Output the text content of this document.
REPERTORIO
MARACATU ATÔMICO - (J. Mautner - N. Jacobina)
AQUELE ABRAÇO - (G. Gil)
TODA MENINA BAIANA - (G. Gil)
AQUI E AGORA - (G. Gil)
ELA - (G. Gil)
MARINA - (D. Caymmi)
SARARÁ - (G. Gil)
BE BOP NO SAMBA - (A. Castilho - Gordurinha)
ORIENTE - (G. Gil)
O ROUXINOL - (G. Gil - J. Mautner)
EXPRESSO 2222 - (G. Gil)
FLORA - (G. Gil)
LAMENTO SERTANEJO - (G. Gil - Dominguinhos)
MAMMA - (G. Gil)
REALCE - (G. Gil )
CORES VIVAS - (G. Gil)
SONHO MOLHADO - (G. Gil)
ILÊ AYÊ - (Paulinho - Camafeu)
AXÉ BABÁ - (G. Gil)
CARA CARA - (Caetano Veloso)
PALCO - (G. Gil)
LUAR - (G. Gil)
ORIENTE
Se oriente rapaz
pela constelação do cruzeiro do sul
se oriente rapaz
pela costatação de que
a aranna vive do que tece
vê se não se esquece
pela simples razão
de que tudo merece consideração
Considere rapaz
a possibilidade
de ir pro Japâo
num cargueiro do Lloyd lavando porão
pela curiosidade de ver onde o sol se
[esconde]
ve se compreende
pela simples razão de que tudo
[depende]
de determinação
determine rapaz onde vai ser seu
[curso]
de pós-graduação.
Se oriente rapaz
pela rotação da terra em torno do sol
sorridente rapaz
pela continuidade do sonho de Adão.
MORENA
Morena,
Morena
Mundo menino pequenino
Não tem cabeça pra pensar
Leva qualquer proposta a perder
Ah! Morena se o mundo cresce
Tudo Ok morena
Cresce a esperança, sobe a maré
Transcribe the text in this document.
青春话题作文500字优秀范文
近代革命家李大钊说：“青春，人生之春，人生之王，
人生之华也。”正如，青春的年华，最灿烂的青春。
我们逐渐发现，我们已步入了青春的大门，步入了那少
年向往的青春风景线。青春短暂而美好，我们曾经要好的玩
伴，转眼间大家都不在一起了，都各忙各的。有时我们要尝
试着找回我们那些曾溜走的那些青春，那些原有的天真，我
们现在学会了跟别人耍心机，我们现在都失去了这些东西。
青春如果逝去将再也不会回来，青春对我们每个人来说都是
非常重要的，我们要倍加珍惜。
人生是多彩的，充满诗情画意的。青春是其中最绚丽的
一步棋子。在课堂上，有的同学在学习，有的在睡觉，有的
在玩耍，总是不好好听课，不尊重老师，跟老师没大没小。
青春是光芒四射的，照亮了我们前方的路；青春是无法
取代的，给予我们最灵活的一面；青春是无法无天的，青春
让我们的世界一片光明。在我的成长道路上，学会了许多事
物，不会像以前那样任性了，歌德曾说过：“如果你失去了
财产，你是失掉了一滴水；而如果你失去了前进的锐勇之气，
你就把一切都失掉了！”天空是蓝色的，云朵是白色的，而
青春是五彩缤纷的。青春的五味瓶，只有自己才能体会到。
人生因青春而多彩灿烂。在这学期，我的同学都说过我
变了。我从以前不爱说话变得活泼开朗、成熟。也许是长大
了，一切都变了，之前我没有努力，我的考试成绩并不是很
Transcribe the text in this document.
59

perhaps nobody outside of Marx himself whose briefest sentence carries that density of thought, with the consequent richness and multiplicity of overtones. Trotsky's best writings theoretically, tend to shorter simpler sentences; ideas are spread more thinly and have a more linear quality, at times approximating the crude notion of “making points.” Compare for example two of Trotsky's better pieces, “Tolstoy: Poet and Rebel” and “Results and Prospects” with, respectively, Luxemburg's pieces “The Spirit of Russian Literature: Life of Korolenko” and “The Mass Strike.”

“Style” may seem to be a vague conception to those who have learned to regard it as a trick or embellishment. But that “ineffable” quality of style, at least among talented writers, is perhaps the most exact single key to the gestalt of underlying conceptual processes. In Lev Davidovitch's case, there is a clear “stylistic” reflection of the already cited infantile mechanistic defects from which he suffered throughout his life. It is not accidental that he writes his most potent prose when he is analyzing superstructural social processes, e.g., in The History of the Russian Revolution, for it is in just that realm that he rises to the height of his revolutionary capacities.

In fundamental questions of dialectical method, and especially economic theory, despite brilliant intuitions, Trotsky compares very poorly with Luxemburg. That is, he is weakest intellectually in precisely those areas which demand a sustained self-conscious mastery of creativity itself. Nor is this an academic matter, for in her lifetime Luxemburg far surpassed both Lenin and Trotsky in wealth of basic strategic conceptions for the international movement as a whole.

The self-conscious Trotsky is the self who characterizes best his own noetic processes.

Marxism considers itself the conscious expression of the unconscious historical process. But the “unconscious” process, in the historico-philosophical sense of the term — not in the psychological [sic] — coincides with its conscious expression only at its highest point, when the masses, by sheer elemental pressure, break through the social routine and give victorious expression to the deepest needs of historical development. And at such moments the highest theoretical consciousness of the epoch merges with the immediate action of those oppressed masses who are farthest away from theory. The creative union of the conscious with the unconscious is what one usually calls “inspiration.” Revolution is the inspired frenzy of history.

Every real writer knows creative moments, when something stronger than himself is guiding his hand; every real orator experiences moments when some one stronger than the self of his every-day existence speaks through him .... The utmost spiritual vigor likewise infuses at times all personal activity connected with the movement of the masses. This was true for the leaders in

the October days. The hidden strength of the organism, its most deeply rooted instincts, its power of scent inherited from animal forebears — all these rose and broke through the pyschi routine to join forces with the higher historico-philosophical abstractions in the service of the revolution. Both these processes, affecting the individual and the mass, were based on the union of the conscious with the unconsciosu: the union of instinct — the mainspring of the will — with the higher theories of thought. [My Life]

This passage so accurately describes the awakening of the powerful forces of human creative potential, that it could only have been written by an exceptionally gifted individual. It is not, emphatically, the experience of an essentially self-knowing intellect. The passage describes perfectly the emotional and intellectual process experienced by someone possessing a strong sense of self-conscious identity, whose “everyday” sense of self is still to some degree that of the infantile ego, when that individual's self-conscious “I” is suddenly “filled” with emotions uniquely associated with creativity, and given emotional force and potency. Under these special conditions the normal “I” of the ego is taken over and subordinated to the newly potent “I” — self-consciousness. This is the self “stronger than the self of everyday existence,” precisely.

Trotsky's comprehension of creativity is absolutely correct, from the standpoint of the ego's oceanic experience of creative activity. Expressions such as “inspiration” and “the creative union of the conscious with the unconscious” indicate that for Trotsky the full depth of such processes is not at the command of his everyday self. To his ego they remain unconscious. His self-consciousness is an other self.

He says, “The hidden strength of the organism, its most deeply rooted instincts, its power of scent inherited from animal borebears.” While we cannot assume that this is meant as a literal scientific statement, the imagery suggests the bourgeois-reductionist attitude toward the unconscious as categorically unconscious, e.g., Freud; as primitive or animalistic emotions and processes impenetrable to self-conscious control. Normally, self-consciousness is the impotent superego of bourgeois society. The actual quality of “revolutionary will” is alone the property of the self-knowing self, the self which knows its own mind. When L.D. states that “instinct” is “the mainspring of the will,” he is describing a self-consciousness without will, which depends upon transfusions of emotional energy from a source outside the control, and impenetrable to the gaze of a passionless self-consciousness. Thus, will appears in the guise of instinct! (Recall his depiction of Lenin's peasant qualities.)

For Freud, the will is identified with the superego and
········
Copy all lines from the material that hold "simples".

▸ **ANSWER FOR THIS EXERCISE**:
pela simples razão
pela simples razão de que tudo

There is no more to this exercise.